▶ **Short problem**:
Every line of the data must be copied exactly.

Extracted data entries:

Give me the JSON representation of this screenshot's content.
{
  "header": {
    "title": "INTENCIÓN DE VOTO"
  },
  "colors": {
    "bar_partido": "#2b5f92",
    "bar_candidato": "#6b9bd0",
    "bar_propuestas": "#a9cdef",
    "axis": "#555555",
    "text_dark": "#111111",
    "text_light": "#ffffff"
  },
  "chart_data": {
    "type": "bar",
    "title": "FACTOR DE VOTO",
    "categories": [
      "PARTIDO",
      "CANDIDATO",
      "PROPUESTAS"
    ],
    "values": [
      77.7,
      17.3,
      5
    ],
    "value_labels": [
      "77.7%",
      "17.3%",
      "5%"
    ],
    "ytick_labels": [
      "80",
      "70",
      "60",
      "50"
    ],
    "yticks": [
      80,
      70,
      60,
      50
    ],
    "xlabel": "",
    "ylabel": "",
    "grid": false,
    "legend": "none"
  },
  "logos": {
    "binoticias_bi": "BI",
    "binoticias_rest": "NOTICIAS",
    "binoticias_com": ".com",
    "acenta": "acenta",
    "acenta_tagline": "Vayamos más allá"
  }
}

▶ **Response to this task**:
Give me the JSON representation of this screenshot's content.
{
  "header": {
    "title": "INTENCIÓN DE VOTO"
  },
  "colors": {
    "bar_partido": "#2b5f92",
    "bar_candidato": "#6b9bd0",
    "bar_propuestas": "#a9cdef",
    "axis": "#555555",
    "text_dark": "#111111",
    "text_light": "#ffffff"
  },
  "chart_data": {
    "type": "bar",
    "title": "FACTOR DE VOTO",
    "categories": [
      "PARTIDO",
      "CANDIDATO",
      "PROPUESTAS"
    ],
    "values": [
      77.7,
      17.3,
      5
    ],
    "value_labels": [
      "77.7%",
      "17.3%",
      "5%"
    ],
    "ytick_labels": [
      "80",
      "70",
      "60",
      "50"
    ],
    "yticks": [
      80,
      70,
      60,
      50
    ],
    "xlabel": "",
    "ylabel": "",
    "grid": false,
    "legend": "none"
  },
  "logos": {
    "binoticias_bi": "BI",
    "binoticias_rest": "NOTICIAS",
    "binoticias_com": ".com",
    "acenta": "acenta",
    "acenta_tagline": "Vayamos más allá"
  }
}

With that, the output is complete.